GOAL: Give back each entry unchanged, minus pictures.

RECORDS FOR THE TASK:

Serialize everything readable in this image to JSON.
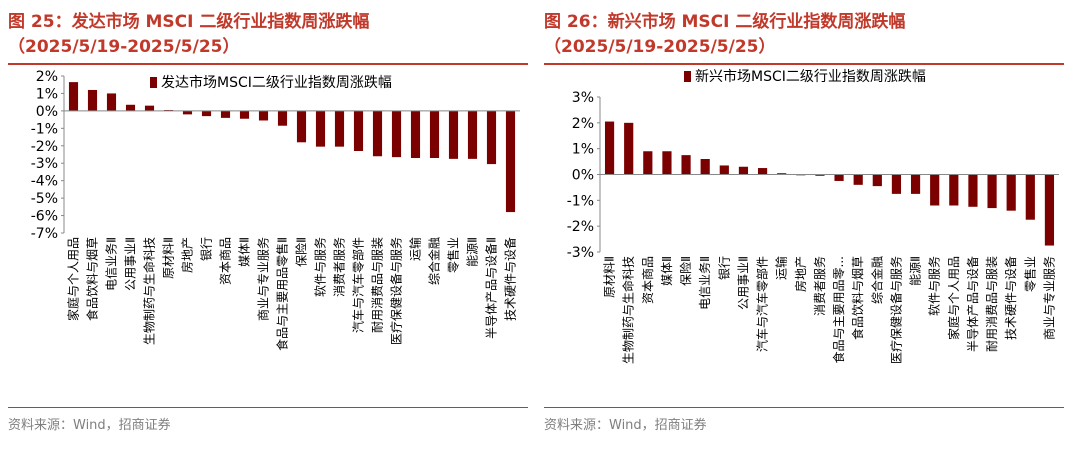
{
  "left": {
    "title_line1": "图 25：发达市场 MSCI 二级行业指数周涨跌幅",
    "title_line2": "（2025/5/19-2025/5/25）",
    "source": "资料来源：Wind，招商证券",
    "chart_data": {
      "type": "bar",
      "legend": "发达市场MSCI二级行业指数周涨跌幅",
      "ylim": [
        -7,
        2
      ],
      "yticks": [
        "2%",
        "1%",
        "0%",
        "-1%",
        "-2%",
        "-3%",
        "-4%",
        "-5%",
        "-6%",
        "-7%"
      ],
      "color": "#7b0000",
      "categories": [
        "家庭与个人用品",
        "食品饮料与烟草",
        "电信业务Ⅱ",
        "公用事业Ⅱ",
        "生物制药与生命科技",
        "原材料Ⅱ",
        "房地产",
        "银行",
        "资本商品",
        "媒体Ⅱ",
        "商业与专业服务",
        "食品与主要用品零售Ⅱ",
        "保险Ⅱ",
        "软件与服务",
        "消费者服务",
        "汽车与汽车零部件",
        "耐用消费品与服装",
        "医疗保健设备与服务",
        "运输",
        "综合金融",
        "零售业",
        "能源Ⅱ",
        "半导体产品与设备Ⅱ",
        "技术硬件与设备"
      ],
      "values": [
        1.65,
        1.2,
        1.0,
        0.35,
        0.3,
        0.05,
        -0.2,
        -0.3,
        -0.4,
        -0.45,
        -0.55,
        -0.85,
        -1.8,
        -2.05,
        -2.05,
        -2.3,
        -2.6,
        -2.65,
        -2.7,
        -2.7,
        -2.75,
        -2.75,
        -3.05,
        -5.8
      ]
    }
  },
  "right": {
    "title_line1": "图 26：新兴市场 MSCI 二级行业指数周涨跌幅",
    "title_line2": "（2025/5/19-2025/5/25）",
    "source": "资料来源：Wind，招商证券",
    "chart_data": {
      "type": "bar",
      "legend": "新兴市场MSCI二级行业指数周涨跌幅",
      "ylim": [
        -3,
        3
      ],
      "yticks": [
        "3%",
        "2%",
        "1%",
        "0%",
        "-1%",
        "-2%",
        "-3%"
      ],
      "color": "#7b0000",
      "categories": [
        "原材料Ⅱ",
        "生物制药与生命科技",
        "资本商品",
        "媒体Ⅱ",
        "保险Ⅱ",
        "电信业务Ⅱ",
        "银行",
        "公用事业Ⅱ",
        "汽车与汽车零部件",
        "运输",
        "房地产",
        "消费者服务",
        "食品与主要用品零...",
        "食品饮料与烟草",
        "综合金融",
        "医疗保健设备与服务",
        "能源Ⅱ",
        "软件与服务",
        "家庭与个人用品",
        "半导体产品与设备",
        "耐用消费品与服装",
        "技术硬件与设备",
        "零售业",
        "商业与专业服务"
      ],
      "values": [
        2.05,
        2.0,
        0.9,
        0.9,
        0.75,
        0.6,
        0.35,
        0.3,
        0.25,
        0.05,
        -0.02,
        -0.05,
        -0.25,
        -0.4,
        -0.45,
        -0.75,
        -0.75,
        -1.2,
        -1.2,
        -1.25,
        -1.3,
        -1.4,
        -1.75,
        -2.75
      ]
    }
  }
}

WRITTEN RESPONSE:
Serialize everything readable in this image to JSON.
{
  "left": {
    "title_line1": "图 25：发达市场 MSCI 二级行业指数周涨跌幅",
    "title_line2": "（2025/5/19-2025/5/25）",
    "source": "资料来源：Wind，招商证券",
    "chart_data": {
      "type": "bar",
      "legend": "发达市场MSCI二级行业指数周涨跌幅",
      "ylim": [
        -7,
        2
      ],
      "yticks": [
        "2%",
        "1%",
        "0%",
        "-1%",
        "-2%",
        "-3%",
        "-4%",
        "-5%",
        "-6%",
        "-7%"
      ],
      "color": "#7b0000",
      "categories": [
        "家庭与个人用品",
        "食品饮料与烟草",
        "电信业务Ⅱ",
        "公用事业Ⅱ",
        "生物制药与生命科技",
        "原材料Ⅱ",
        "房地产",
        "银行",
        "资本商品",
        "媒体Ⅱ",
        "商业与专业服务",
        "食品与主要用品零售Ⅱ",
        "保险Ⅱ",
        "软件与服务",
        "消费者服务",
        "汽车与汽车零部件",
        "耐用消费品与服装",
        "医疗保健设备与服务",
        "运输",
        "综合金融",
        "零售业",
        "能源Ⅱ",
        "半导体产品与设备Ⅱ",
        "技术硬件与设备"
      ],
      "values": [
        1.65,
        1.2,
        1.0,
        0.35,
        0.3,
        0.05,
        -0.2,
        -0.3,
        -0.4,
        -0.45,
        -0.55,
        -0.85,
        -1.8,
        -2.05,
        -2.05,
        -2.3,
        -2.6,
        -2.65,
        -2.7,
        -2.7,
        -2.75,
        -2.75,
        -3.05,
        -5.8
      ]
    }
  },
  "right": {
    "title_line1": "图 26：新兴市场 MSCI 二级行业指数周涨跌幅",
    "title_line2": "（2025/5/19-2025/5/25）",
    "source": "资料来源：Wind，招商证券",
    "chart_data": {
      "type": "bar",
      "legend": "新兴市场MSCI二级行业指数周涨跌幅",
      "ylim": [
        -3,
        3
      ],
      "yticks": [
        "3%",
        "2%",
        "1%",
        "0%",
        "-1%",
        "-2%",
        "-3%"
      ],
      "color": "#7b0000",
      "categories": [
        "原材料Ⅱ",
        "生物制药与生命科技",
        "资本商品",
        "媒体Ⅱ",
        "保险Ⅱ",
        "电信业务Ⅱ",
        "银行",
        "公用事业Ⅱ",
        "汽车与汽车零部件",
        "运输",
        "房地产",
        "消费者服务",
        "食品与主要用品零...",
        "食品饮料与烟草",
        "综合金融",
        "医疗保健设备与服务",
        "能源Ⅱ",
        "软件与服务",
        "家庭与个人用品",
        "半导体产品与设备",
        "耐用消费品与服装",
        "技术硬件与设备",
        "零售业",
        "商业与专业服务"
      ],
      "values": [
        2.05,
        2.0,
        0.9,
        0.9,
        0.75,
        0.6,
        0.35,
        0.3,
        0.25,
        0.05,
        -0.02,
        -0.05,
        -0.25,
        -0.4,
        -0.45,
        -0.75,
        -0.75,
        -1.2,
        -1.2,
        -1.25,
        -1.3,
        -1.4,
        -1.75,
        -2.75
      ]
    }
  }
}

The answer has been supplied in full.